Records from a dataset

════

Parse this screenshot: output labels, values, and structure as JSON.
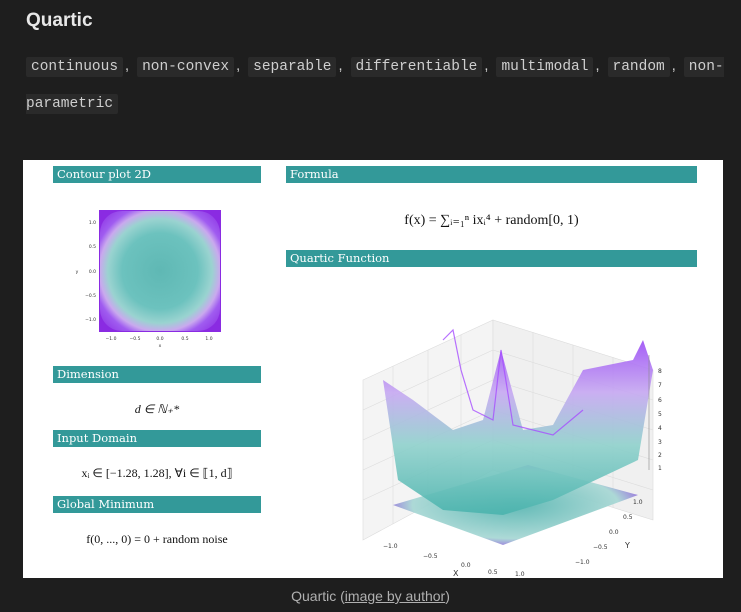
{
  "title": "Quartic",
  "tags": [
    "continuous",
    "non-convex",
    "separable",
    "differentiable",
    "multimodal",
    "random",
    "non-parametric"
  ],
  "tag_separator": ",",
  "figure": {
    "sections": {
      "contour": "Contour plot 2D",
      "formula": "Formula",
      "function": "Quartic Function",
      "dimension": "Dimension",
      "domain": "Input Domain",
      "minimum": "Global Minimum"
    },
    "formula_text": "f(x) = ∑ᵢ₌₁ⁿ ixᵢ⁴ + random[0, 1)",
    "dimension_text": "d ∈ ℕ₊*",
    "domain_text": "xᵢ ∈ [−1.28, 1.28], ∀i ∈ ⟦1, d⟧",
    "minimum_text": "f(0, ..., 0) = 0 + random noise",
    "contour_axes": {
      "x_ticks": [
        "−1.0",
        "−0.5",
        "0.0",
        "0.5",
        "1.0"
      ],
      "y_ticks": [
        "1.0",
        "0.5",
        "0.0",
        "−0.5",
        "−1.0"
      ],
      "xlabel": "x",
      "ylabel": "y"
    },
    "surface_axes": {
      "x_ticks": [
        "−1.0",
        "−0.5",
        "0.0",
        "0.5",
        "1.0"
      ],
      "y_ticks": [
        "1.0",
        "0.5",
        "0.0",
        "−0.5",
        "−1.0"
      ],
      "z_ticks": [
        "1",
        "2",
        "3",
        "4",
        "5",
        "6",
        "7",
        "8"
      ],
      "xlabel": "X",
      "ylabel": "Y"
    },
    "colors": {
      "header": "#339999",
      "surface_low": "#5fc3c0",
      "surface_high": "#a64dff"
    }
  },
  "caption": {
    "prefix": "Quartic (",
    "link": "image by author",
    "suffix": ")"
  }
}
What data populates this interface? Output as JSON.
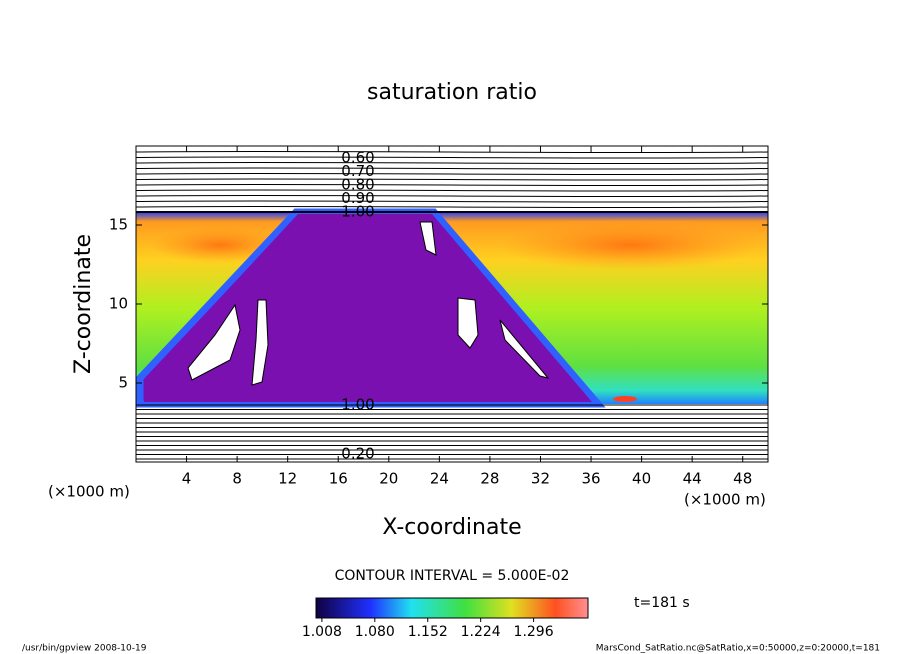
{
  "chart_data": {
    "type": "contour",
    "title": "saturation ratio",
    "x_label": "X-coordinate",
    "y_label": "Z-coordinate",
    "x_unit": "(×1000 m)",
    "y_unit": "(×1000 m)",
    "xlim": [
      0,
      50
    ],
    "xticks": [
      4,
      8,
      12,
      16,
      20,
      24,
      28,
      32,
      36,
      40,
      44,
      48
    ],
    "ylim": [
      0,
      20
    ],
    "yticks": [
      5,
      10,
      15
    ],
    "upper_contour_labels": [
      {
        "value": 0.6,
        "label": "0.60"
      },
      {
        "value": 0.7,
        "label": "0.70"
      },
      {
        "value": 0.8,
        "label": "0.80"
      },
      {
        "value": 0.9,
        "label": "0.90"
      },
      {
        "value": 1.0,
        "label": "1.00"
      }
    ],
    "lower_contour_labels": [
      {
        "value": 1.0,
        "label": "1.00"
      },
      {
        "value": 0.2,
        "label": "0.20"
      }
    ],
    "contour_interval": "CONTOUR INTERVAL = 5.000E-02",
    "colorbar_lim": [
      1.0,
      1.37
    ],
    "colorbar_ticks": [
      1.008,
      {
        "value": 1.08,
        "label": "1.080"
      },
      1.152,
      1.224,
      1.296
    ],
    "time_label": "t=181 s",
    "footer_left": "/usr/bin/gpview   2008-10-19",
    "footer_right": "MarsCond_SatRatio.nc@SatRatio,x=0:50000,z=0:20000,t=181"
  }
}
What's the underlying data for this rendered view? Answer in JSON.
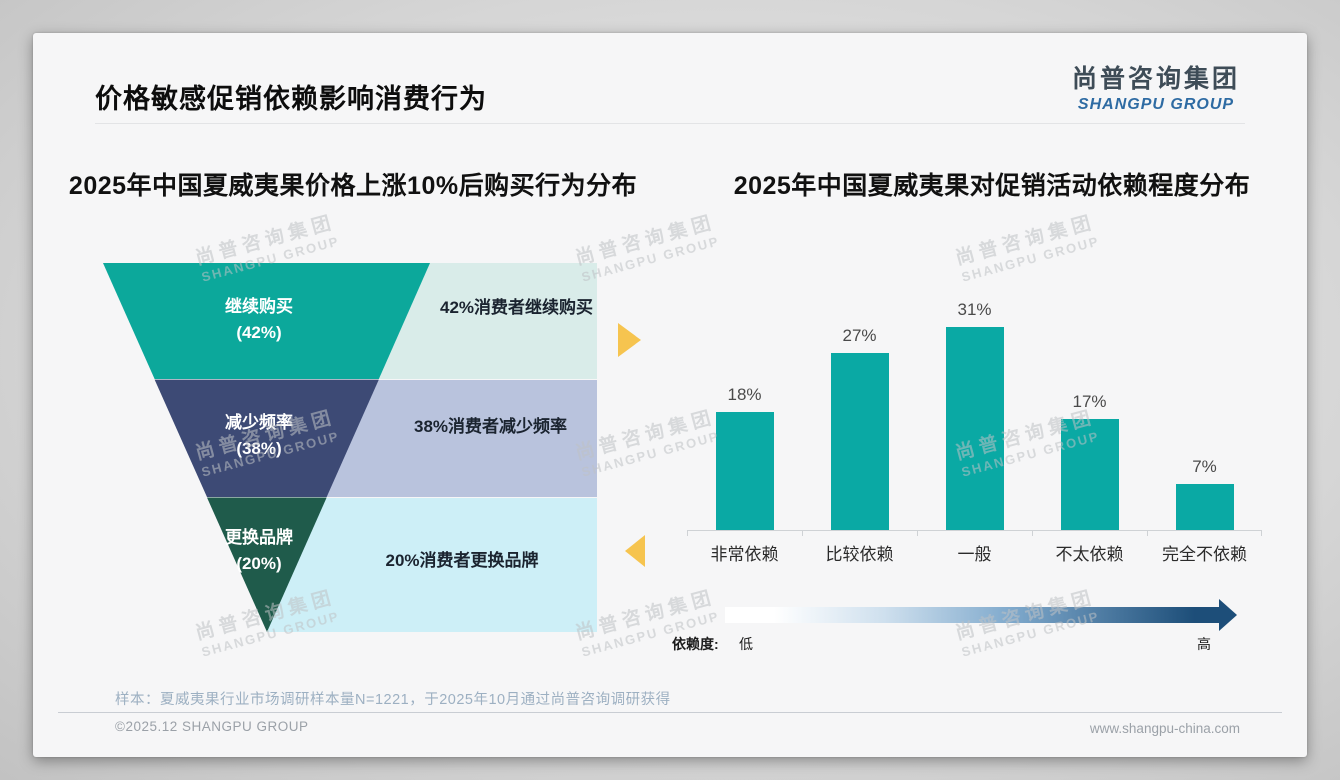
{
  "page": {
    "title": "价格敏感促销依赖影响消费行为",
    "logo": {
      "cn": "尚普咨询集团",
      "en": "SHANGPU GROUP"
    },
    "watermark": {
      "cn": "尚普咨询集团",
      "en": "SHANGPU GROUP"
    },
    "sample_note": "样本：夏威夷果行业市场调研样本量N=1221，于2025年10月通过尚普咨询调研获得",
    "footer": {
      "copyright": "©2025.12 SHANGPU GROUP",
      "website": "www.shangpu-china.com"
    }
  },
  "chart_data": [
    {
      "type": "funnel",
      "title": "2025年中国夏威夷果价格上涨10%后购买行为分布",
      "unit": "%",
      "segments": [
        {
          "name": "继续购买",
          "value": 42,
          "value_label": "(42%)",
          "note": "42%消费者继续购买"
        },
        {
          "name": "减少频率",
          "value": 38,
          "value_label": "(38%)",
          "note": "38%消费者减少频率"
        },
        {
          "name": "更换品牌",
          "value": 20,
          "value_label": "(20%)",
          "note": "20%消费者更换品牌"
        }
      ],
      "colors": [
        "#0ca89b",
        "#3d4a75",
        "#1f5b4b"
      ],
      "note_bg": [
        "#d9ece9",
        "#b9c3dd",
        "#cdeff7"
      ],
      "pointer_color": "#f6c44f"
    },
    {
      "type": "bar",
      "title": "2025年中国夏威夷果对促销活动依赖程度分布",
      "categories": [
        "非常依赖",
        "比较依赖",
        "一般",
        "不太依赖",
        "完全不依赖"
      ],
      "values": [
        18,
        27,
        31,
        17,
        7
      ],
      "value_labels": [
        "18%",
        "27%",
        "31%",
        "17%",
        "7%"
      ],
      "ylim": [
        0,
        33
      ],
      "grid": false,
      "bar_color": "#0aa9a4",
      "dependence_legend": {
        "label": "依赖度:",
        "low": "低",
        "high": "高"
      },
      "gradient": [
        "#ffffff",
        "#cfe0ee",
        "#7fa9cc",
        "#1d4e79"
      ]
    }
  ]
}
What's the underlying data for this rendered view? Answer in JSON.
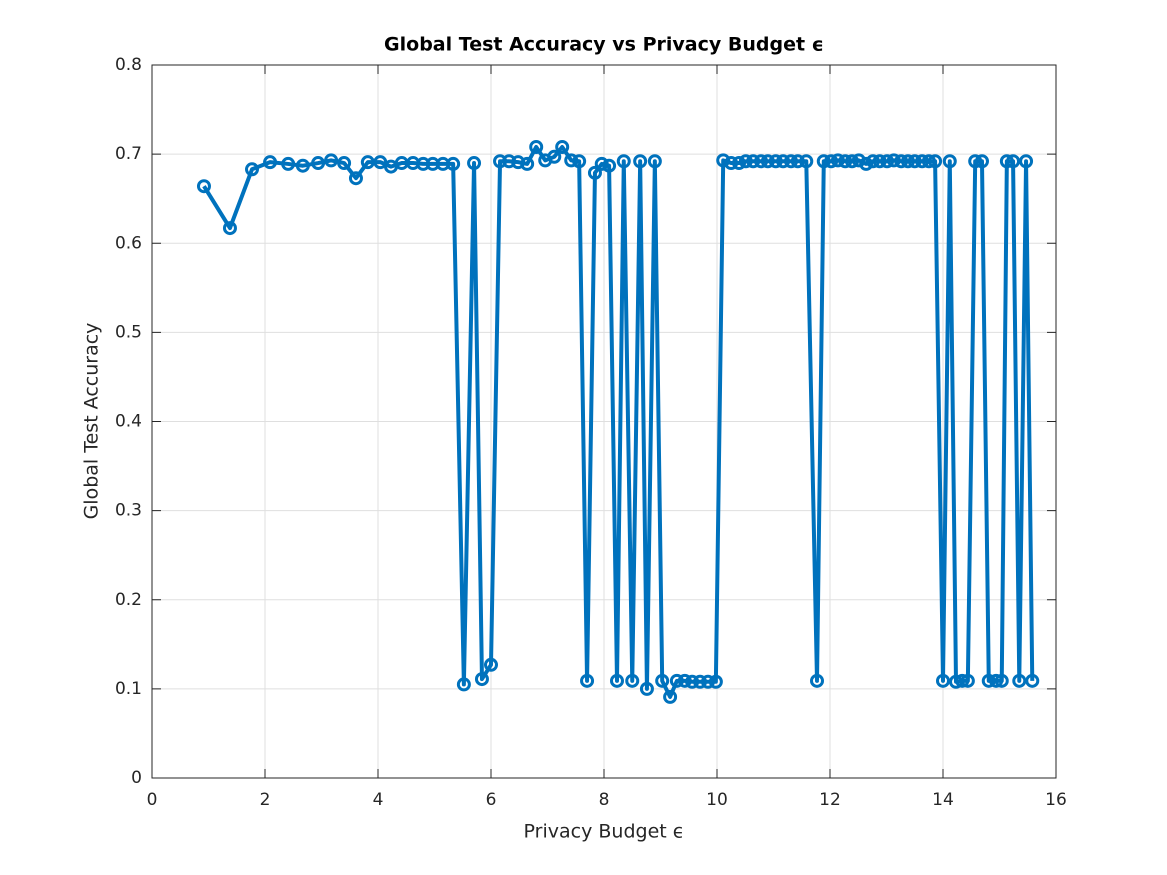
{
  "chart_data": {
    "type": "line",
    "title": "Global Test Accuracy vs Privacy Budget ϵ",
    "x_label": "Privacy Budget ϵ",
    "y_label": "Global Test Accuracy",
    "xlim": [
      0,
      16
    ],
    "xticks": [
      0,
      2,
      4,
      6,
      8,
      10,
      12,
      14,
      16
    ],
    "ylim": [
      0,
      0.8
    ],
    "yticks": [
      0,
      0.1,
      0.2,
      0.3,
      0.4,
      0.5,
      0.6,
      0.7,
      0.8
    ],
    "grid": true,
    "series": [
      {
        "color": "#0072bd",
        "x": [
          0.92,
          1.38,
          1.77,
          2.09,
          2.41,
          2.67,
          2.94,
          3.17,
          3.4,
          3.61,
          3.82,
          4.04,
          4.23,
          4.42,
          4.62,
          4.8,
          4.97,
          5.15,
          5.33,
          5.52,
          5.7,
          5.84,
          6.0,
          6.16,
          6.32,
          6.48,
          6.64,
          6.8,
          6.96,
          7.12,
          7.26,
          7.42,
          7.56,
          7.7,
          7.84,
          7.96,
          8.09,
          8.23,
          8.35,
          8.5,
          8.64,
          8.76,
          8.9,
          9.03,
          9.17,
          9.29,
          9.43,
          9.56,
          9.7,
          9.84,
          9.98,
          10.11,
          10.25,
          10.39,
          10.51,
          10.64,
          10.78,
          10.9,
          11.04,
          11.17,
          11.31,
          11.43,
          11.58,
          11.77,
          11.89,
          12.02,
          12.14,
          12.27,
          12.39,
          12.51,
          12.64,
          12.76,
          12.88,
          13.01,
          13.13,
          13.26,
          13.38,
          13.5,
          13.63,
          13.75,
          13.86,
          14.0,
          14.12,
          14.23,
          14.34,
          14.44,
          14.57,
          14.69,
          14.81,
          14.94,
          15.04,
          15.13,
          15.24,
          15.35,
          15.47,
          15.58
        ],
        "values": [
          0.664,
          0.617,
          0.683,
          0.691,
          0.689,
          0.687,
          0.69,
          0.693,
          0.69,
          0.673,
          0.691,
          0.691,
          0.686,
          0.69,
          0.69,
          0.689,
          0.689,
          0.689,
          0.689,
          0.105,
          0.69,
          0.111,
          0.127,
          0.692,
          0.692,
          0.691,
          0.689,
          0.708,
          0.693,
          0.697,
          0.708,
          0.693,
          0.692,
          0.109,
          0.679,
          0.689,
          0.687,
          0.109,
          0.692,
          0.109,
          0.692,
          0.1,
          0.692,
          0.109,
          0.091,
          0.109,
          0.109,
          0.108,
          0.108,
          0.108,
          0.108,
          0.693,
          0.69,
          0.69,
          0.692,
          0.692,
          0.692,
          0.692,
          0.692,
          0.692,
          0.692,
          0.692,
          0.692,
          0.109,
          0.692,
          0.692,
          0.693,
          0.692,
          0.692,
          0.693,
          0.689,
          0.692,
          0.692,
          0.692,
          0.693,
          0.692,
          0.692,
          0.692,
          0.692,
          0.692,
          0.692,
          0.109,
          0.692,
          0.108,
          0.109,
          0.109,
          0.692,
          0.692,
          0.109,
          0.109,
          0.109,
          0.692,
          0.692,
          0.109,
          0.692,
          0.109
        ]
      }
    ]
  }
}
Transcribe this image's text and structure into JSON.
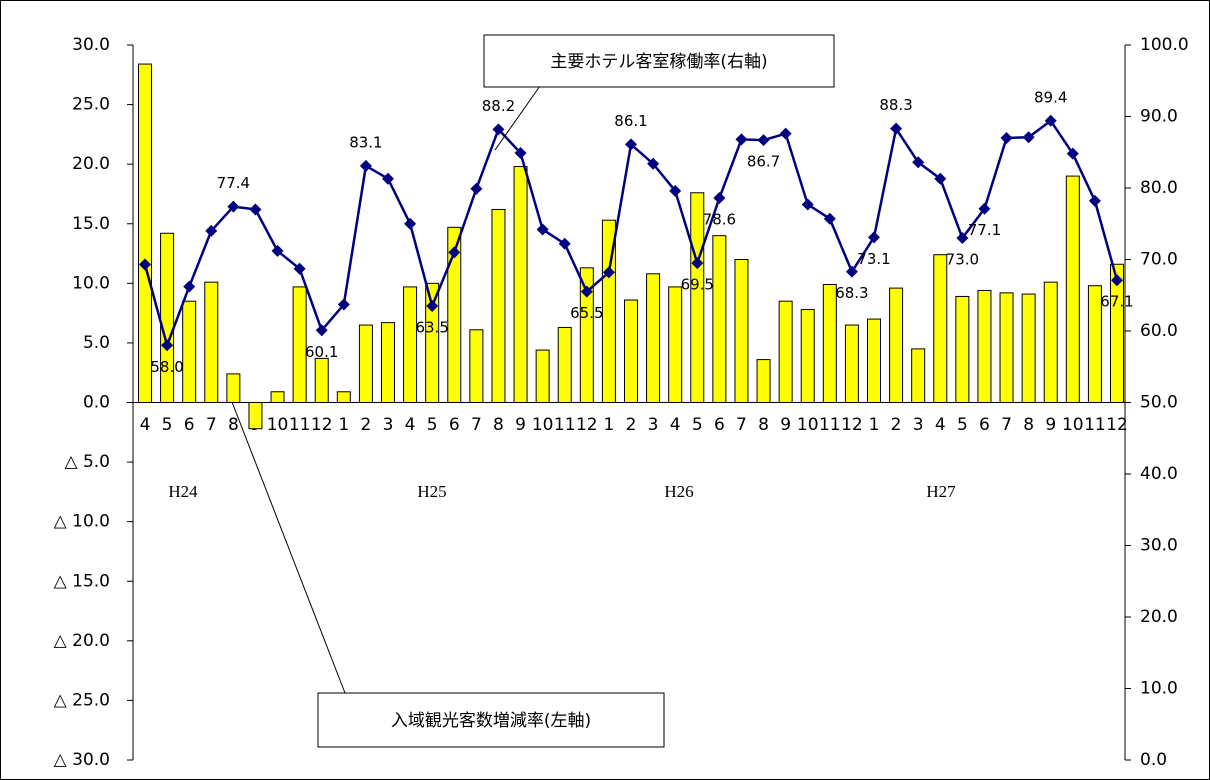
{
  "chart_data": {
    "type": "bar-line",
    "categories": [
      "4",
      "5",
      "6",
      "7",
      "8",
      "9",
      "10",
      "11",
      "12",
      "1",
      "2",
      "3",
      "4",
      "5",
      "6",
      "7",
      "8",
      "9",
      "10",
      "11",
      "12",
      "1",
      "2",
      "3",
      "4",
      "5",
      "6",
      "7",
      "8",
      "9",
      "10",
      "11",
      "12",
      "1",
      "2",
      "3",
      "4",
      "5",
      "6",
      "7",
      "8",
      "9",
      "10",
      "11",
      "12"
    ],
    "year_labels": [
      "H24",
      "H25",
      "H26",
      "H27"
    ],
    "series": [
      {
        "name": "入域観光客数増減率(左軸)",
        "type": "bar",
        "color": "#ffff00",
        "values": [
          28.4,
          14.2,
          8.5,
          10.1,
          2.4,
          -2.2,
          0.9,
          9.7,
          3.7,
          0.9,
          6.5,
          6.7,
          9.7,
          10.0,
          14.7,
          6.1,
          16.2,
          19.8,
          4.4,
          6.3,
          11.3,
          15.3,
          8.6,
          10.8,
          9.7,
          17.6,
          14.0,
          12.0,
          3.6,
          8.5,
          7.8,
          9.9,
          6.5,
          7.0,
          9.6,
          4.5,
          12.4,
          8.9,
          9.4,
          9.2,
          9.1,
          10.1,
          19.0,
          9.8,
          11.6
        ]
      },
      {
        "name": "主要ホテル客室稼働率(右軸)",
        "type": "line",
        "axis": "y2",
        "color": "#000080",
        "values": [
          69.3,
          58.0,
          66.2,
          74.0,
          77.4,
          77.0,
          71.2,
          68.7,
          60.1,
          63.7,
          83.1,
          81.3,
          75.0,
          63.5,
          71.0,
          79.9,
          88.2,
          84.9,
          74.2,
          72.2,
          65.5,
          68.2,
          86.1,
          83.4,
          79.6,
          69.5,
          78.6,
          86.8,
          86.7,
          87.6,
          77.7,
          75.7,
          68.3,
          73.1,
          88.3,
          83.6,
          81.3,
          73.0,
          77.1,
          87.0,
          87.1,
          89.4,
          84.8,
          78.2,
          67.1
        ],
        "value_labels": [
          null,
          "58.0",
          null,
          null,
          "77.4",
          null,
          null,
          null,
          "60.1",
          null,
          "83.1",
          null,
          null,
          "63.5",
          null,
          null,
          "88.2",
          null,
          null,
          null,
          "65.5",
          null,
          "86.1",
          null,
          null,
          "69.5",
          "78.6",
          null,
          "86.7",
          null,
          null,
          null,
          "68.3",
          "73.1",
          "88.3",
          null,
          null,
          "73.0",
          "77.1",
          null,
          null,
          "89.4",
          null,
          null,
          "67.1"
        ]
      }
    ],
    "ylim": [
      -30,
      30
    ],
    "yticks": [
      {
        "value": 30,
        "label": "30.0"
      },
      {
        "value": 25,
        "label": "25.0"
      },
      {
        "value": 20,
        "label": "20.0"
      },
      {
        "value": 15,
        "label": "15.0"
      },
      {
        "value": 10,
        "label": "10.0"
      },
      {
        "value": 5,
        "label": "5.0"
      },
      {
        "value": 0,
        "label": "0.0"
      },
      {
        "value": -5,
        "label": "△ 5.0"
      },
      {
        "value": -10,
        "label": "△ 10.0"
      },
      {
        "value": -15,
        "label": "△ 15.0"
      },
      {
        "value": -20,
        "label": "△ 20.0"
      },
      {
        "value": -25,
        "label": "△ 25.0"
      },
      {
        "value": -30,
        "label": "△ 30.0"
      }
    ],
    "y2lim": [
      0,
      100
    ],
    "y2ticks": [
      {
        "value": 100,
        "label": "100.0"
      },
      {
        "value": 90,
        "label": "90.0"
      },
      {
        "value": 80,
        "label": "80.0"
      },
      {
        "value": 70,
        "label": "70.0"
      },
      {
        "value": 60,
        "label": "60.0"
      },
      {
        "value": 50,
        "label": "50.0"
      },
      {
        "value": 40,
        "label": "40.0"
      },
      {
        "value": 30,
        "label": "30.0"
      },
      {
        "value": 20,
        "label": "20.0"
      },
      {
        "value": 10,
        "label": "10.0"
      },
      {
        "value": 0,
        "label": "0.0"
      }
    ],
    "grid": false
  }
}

════

Copy out all lines where the word "Accuracy" appears.

    "title": "Global Test Accuracy vs Privacy Budget ϵ",
    "y_label": "Global Test Accuracy",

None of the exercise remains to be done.